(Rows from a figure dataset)
# # # # #
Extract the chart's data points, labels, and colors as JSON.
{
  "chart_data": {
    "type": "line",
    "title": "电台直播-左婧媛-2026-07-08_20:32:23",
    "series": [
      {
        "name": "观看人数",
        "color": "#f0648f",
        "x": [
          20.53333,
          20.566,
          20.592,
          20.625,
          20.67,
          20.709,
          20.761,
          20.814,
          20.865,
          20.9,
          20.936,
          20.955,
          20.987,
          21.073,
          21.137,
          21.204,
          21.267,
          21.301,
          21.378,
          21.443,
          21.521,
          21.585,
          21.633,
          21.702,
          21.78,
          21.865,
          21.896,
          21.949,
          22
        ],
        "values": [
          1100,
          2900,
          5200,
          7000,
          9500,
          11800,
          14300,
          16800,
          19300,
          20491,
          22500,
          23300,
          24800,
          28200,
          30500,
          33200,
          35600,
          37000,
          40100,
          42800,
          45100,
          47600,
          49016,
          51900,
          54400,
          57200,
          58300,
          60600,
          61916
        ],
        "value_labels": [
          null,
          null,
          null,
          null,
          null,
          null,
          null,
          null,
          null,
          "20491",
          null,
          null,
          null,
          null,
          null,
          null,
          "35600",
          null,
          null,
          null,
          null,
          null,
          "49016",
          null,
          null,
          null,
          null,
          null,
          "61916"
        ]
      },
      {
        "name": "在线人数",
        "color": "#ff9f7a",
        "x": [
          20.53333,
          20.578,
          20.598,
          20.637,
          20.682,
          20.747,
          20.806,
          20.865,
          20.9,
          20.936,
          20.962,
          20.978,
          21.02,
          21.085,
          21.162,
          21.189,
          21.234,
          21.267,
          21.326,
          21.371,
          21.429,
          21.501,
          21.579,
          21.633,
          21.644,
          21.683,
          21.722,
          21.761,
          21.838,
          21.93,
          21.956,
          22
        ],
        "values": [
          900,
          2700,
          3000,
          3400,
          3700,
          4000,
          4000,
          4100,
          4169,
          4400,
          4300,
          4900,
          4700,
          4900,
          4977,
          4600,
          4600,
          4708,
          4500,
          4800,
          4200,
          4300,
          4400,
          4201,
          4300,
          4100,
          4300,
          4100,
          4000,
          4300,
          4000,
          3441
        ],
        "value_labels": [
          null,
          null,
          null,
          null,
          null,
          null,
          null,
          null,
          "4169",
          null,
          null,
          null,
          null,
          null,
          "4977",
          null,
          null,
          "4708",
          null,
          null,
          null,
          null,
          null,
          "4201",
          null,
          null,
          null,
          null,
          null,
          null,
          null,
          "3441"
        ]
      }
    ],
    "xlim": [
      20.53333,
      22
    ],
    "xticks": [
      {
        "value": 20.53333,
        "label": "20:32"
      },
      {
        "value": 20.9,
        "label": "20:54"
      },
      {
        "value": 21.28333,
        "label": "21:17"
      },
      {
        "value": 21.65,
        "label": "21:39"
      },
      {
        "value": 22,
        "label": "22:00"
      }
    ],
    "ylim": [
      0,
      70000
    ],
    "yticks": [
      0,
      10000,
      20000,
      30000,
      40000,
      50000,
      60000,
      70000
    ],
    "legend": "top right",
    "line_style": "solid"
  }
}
# # # # #
YOUR INSTRUCTIONS —
Retype all of the entries precisely as they are.

SOLUTION FOR THIS PROBLEM —
Extract the chart's data points, labels, and colors as JSON.
{
  "chart_data": {
    "type": "line",
    "title": "电台直播-左婧媛-2026-07-08_20:32:23",
    "series": [
      {
        "name": "观看人数",
        "color": "#f0648f",
        "x": [
          20.53333,
          20.566,
          20.592,
          20.625,
          20.67,
          20.709,
          20.761,
          20.814,
          20.865,
          20.9,
          20.936,
          20.955,
          20.987,
          21.073,
          21.137,
          21.204,
          21.267,
          21.301,
          21.378,
          21.443,
          21.521,
          21.585,
          21.633,
          21.702,
          21.78,
          21.865,
          21.896,
          21.949,
          22
        ],
        "values": [
          1100,
          2900,
          5200,
          7000,
          9500,
          11800,
          14300,
          16800,
          19300,
          20491,
          22500,
          23300,
          24800,
          28200,
          30500,
          33200,
          35600,
          37000,
          40100,
          42800,
          45100,
          47600,
          49016,
          51900,
          54400,
          57200,
          58300,
          60600,
          61916
        ],
        "value_labels": [
          null,
          null,
          null,
          null,
          null,
          null,
          null,
          null,
          null,
          "20491",
          null,
          null,
          null,
          null,
          null,
          null,
          "35600",
          null,
          null,
          null,
          null,
          null,
          "49016",
          null,
          null,
          null,
          null,
          null,
          "61916"
        ]
      },
      {
        "name": "在线人数",
        "color": "#ff9f7a",
        "x": [
          20.53333,
          20.578,
          20.598,
          20.637,
          20.682,
          20.747,
          20.806,
          20.865,
          20.9,
          20.936,
          20.962,
          20.978,
          21.02,
          21.085,
          21.162,
          21.189,
          21.234,
          21.267,
          21.326,
          21.371,
          21.429,
          21.501,
          21.579,
          21.633,
          21.644,
          21.683,
          21.722,
          21.761,
          21.838,
          21.93,
          21.956,
          22
        ],
        "values": [
          900,
          2700,
          3000,
          3400,
          3700,
          4000,
          4000,
          4100,
          4169,
          4400,
          4300,
          4900,
          4700,
          4900,
          4977,
          4600,
          4600,
          4708,
          4500,
          4800,
          4200,
          4300,
          4400,
          4201,
          4300,
          4100,
          4300,
          4100,
          4000,
          4300,
          4000,
          3441
        ],
        "value_labels": [
          null,
          null,
          null,
          null,
          null,
          null,
          null,
          null,
          "4169",
          null,
          null,
          null,
          null,
          null,
          "4977",
          null,
          null,
          "4708",
          null,
          null,
          null,
          null,
          null,
          "4201",
          null,
          null,
          null,
          null,
          null,
          null,
          null,
          "3441"
        ]
      }
    ],
    "xlim": [
      20.53333,
      22
    ],
    "xticks": [
      {
        "value": 20.53333,
        "label": "20:32"
      },
      {
        "value": 20.9,
        "label": "20:54"
      },
      {
        "value": 21.28333,
        "label": "21:17"
      },
      {
        "value": 21.65,
        "label": "21:39"
      },
      {
        "value": 22,
        "label": "22:00"
      }
    ],
    "ylim": [
      0,
      70000
    ],
    "yticks": [
      0,
      10000,
      20000,
      30000,
      40000,
      50000,
      60000,
      70000
    ],
    "legend": "top right",
    "line_style": "solid"
  }
}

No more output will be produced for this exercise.